> **Material supplied**:
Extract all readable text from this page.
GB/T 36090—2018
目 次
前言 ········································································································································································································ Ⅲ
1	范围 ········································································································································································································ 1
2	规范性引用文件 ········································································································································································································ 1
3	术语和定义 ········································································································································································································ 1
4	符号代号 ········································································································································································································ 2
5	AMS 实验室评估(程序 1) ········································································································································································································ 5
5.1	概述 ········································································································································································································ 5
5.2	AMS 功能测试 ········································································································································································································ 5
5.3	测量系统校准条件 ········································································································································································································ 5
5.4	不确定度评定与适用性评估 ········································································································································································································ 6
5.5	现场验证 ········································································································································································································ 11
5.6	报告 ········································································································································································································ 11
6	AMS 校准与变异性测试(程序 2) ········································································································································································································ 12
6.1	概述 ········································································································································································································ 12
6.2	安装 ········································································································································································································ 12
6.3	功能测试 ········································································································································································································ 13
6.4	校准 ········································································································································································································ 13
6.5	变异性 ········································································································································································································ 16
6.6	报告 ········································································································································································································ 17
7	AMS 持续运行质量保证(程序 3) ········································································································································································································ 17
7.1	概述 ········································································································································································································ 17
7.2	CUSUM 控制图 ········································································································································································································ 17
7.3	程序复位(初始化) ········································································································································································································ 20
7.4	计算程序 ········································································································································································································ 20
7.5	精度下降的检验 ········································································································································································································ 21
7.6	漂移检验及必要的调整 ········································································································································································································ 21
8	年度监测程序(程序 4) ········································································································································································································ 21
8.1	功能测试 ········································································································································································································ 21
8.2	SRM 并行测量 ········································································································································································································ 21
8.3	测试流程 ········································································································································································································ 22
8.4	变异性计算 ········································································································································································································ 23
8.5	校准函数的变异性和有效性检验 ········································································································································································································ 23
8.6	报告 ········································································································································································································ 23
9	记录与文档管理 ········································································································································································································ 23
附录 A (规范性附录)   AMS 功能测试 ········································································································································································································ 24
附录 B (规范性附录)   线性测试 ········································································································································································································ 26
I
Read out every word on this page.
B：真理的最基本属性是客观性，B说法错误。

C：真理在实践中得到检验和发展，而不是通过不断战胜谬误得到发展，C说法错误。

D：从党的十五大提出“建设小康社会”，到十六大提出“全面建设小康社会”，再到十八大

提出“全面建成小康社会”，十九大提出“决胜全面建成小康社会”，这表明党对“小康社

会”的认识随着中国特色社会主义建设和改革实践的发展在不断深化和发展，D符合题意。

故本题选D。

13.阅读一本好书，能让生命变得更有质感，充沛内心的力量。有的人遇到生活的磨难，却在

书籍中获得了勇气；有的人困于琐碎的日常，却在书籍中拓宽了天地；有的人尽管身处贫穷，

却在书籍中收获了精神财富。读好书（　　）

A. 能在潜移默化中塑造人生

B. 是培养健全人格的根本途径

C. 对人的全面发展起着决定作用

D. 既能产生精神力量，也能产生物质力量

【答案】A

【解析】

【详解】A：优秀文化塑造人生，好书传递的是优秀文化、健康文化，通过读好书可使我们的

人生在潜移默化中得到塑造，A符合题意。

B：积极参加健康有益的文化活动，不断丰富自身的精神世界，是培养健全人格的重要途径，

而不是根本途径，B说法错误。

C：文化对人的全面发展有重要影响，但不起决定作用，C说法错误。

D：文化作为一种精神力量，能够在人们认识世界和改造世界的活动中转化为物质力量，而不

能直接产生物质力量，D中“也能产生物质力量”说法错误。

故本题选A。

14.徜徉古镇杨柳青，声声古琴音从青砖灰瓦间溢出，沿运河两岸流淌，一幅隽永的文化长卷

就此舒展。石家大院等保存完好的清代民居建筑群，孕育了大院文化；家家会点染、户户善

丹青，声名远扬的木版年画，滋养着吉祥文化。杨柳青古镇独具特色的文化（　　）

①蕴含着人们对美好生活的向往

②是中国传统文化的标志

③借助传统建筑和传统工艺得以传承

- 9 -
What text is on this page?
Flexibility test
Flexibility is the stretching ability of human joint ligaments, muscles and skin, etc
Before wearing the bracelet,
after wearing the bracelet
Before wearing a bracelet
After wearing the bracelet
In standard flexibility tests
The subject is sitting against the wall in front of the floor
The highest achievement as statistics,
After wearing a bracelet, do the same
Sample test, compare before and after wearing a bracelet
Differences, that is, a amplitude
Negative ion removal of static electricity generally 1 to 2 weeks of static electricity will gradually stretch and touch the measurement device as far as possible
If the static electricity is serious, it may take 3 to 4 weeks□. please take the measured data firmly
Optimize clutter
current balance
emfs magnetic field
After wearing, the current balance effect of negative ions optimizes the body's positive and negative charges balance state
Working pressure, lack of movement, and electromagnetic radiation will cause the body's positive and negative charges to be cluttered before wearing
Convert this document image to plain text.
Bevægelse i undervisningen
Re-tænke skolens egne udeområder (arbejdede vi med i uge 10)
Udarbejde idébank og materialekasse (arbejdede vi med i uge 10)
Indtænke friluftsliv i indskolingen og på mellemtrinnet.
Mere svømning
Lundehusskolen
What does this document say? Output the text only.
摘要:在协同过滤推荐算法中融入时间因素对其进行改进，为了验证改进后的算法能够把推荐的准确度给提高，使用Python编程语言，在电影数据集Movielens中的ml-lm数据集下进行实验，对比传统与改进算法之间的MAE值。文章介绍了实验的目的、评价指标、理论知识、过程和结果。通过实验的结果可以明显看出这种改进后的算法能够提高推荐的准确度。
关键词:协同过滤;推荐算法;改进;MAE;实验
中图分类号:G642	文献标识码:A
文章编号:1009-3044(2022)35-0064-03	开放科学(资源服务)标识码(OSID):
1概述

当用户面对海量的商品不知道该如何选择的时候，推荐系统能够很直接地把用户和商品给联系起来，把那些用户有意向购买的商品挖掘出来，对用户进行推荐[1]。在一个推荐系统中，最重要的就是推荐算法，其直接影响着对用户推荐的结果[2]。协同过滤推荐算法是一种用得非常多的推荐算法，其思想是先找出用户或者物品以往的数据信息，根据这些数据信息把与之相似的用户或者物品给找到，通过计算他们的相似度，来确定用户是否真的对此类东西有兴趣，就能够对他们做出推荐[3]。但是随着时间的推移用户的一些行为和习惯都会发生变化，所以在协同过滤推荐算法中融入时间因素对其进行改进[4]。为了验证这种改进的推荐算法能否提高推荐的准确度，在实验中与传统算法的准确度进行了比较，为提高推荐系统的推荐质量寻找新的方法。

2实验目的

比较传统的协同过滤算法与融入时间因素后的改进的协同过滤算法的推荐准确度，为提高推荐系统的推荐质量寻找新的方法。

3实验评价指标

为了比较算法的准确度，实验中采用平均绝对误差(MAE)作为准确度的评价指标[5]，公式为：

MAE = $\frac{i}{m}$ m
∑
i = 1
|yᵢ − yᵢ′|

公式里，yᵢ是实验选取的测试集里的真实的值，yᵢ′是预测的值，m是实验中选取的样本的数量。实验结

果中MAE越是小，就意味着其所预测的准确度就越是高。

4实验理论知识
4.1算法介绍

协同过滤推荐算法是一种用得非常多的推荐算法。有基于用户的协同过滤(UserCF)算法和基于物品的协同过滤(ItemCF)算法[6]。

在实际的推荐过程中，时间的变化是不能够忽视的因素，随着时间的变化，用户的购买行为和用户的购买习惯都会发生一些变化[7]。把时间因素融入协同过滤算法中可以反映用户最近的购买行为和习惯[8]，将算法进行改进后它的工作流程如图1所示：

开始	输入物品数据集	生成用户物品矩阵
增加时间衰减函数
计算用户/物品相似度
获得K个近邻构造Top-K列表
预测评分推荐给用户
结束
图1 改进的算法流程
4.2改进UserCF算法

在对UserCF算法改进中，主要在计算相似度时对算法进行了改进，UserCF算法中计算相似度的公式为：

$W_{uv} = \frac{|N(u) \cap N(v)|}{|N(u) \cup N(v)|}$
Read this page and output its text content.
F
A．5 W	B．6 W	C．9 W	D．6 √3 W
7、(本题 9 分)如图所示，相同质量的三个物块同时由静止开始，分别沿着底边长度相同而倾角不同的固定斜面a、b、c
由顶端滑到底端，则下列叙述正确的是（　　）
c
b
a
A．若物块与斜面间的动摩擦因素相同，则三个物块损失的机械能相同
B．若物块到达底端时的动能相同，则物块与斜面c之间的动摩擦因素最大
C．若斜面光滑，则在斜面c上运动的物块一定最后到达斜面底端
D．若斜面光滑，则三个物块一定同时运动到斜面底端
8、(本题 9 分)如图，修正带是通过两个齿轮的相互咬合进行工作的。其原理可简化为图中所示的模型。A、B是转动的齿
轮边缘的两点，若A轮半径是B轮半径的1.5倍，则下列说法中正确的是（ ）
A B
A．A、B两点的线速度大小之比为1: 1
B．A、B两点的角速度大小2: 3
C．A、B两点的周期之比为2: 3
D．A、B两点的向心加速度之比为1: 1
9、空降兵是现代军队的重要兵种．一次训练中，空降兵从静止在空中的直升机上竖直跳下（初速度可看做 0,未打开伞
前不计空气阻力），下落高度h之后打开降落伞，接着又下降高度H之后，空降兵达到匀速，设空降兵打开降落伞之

> **Your objective**: Take the line with "Convert this document image to plain text." and all lines after it to the last line, and reproduce them exactly.

> **Written reply**:
Convert this document image to plain text.
Bevægelse i undervisningen
Re-tænke skolens egne udeområder (arbejdede vi med i uge 10)
Udarbejde idébank og materialekasse (arbejdede vi med i uge 10)
Indtænke friluftsliv i indskolingen og på mellemtrinnet.
Mere svømning
Lundehusskolen
What does this document say? Output the text only.
摘要:在协同过滤推荐算法中融入时间因素对其进行改进，为了验证改进后的算法能够把推荐的准确度给提高，使用Python编程语言，在电影数据集Movielens中的ml-lm数据集下进行实验，对比传统与改进算法之间的MAE值。文章介绍了实验的目的、评价指标、理论知识、过程和结果。通过实验的结果可以明显看出这种改进后的算法能够提高推荐的准确度。
关键词:协同过滤;推荐算法;改进;MAE;实验
中图分类号:G642	文献标识码:A
文章编号:1009-3044(2022)35-0064-03	开放科学(资源服务)标识码(OSID):
1概述

当用户面对海量的商品不知道该如何选择的时候，推荐系统能够很直接地把用户和商品给联系起来，把那些用户有意向购买的商品挖掘出来，对用户进行推荐[1]。在一个推荐系统中，最重要的就是推荐算法，其直接影响着对用户推荐的结果[2]。协同过滤推荐算法是一种用得非常多的推荐算法，其思想是先找出用户或者物品以往的数据信息，根据这些数据信息把与之相似的用户或者物品给找到，通过计算他们的相似度，来确定用户是否真的对此类东西有兴趣，就能够对他们做出推荐[3]。但是随着时间的推移用户的一些行为和习惯都会发生变化，所以在协同过滤推荐算法中融入时间因素对其进行改进[4]。为了验证这种改进的推荐算法能否提高推荐的准确度，在实验中与传统算法的准确度进行了比较，为提高推荐系统的推荐质量寻找新的方法。

2实验目的

比较传统的协同过滤算法与融入时间因素后的改进的协同过滤算法的推荐准确度，为提高推荐系统的推荐质量寻找新的方法。

3实验评价指标

为了比较算法的准确度，实验中采用平均绝对误差(MAE)作为准确度的评价指标[5]，公式为：

MAE = $\frac{i}{m}$ m
∑
i = 1
|yᵢ − yᵢ′|

公式里，yᵢ是实验选取的测试集里的真实的值，yᵢ′是预测的值，m是实验中选取的样本的数量。实验结

果中MAE越是小，就意味着其所预测的准确度就越是高。

4实验理论知识
4.1算法介绍

协同过滤推荐算法是一种用得非常多的推荐算法。有基于用户的协同过滤(UserCF)算法和基于物品的协同过滤(ItemCF)算法[6]。

在实际的推荐过程中，时间的变化是不能够忽视的因素，随着时间的变化，用户的购买行为和用户的购买习惯都会发生一些变化[7]。把时间因素融入协同过滤算法中可以反映用户最近的购买行为和习惯[8]，将算法进行改进后它的工作流程如图1所示：

开始	输入物品数据集	生成用户物品矩阵
增加时间衰减函数
计算用户/物品相似度
获得K个近邻构造Top-K列表
预测评分推荐给用户
结束
图1 改进的算法流程
4.2改进UserCF算法

在对UserCF算法改进中，主要在计算相似度时对算法进行了改进，UserCF算法中计算相似度的公式为：

$W_{uv} = \frac{|N(u) \cap N(v)|}{|N(u) \cup N(v)|}$
Read this page and output its text content.
F
A．5 W	B．6 W	C．9 W	D．6 √3 W
7、(本题 9 分)如图所示，相同质量的三个物块同时由静止开始，分别沿着底边长度相同而倾角不同的固定斜面a、b、c
由顶端滑到底端，则下列叙述正确的是（　　）
c
b
a
A．若物块与斜面间的动摩擦因素相同，则三个物块损失的机械能相同
B．若物块到达底端时的动能相同，则物块与斜面c之间的动摩擦因素最大
C．若斜面光滑，则在斜面c上运动的物块一定最后到达斜面底端
D．若斜面光滑，则三个物块一定同时运动到斜面底端
8、(本题 9 分)如图，修正带是通过两个齿轮的相互咬合进行工作的。其原理可简化为图中所示的模型。A、B是转动的齿
轮边缘的两点，若A轮半径是B轮半径的1.5倍，则下列说法中正确的是（ ）
A B
A．A、B两点的线速度大小之比为1: 1
B．A、B两点的角速度大小2: 3
C．A、B两点的周期之比为2: 3
D．A、B两点的向心加速度之比为1: 1
9、空降兵是现代军队的重要兵种．一次训练中，空降兵从静止在空中的直升机上竖直跳下（初速度可看做 0,未打开伞
前不计空气阻力），下落高度h之后打开降落伞，接着又下降高度H之后，空降兵达到匀速，设空降兵打开降落伞之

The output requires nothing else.